> **Exercise description**: Images should be left out, and everything else in the listing reproduced exactly.

> **Raw records**:
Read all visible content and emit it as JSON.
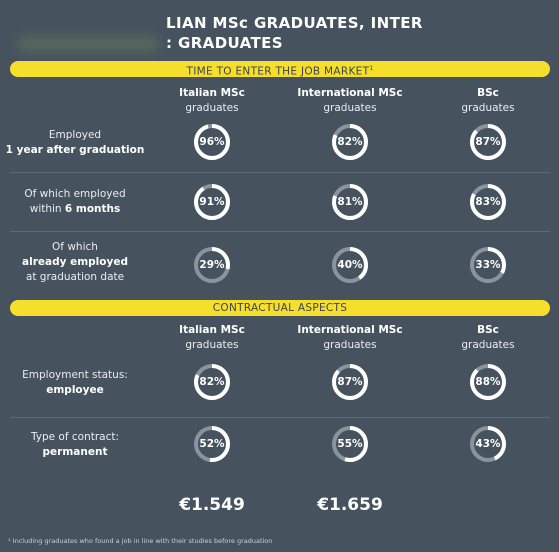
{
  "header": {
    "title_line1": "LIAN MSc GRADUATES, INTER",
    "title_line2": ": GRADUATES"
  },
  "section_job_market": {
    "band_label": "TIME TO ENTER THE JOB MARKET",
    "band_footnote_mark": "1",
    "columns": [
      {
        "bold": "Italian MSc",
        "sub": "graduates"
      },
      {
        "bold": "International MSc",
        "sub": "graduates"
      },
      {
        "bold": "BSc",
        "sub": "graduates"
      }
    ],
    "rows": [
      {
        "label_line1": "Employed",
        "label_line2": "1 year after graduation",
        "label_line3": "",
        "values": [
          "96%",
          "82%",
          "87%"
        ]
      },
      {
        "label_line1": "Of which employed",
        "label_line2": "within 6 months",
        "label_line3": "",
        "values": [
          "91%",
          "81%",
          "83%"
        ]
      },
      {
        "label_line1": "Of which",
        "label_line2": "already employed",
        "label_line3": "at graduation date",
        "values": [
          "29%",
          "40%",
          "33%"
        ]
      }
    ]
  },
  "section_contract": {
    "band_label": "CONTRACTUAL ASPECTS",
    "columns": [
      {
        "bold": "Italian MSc",
        "sub": "graduates"
      },
      {
        "bold": "International MSc",
        "sub": "graduates"
      },
      {
        "bold": "BSc",
        "sub": "graduates"
      }
    ],
    "rows": [
      {
        "label_line1": "Employment status:",
        "label_line2": "employee",
        "values": [
          "82%",
          "87%",
          "88%"
        ]
      },
      {
        "label_line1": "Type of contract:",
        "label_line2": "permanent",
        "values": [
          "52%",
          "55%",
          "43%"
        ]
      }
    ],
    "salaries": [
      "€1.549",
      "€1.659"
    ]
  },
  "footnote": "¹ Including graduates who found a job in line with their studies before graduation",
  "colors": {
    "background": "#46525e",
    "band_yellow": "#f5de2c",
    "ring_fill": "#ffffff",
    "ring_track": "#8a949d"
  }
}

> **The output**:
Read all visible content and emit it as JSON.
{
  "header": {
    "title_line1": "LIAN MSc GRADUATES, INTER",
    "title_line2": ": GRADUATES"
  },
  "section_job_market": {
    "band_label": "TIME TO ENTER THE JOB MARKET",
    "band_footnote_mark": "1",
    "columns": [
      {
        "bold": "Italian MSc",
        "sub": "graduates"
      },
      {
        "bold": "International MSc",
        "sub": "graduates"
      },
      {
        "bold": "BSc",
        "sub": "graduates"
      }
    ],
    "rows": [
      {
        "label_line1": "Employed",
        "label_line2": "1 year after graduation",
        "label_line3": "",
        "values": [
          "96%",
          "82%",
          "87%"
        ]
      },
      {
        "label_line1": "Of which employed",
        "label_line2": "within 6 months",
        "label_line3": "",
        "values": [
          "91%",
          "81%",
          "83%"
        ]
      },
      {
        "label_line1": "Of which",
        "label_line2": "already employed",
        "label_line3": "at graduation date",
        "values": [
          "29%",
          "40%",
          "33%"
        ]
      }
    ]
  },
  "section_contract": {
    "band_label": "CONTRACTUAL ASPECTS",
    "columns": [
      {
        "bold": "Italian MSc",
        "sub": "graduates"
      },
      {
        "bold": "International MSc",
        "sub": "graduates"
      },
      {
        "bold": "BSc",
        "sub": "graduates"
      }
    ],
    "rows": [
      {
        "label_line1": "Employment status:",
        "label_line2": "employee",
        "values": [
          "82%",
          "87%",
          "88%"
        ]
      },
      {
        "label_line1": "Type of contract:",
        "label_line2": "permanent",
        "values": [
          "52%",
          "55%",
          "43%"
        ]
      }
    ],
    "salaries": [
      "€1.549",
      "€1.659"
    ]
  },
  "footnote": "¹ Including graduates who found a job in line with their studies before graduation",
  "colors": {
    "background": "#46525e",
    "band_yellow": "#f5de2c",
    "ring_fill": "#ffffff",
    "ring_track": "#8a949d"
  }
}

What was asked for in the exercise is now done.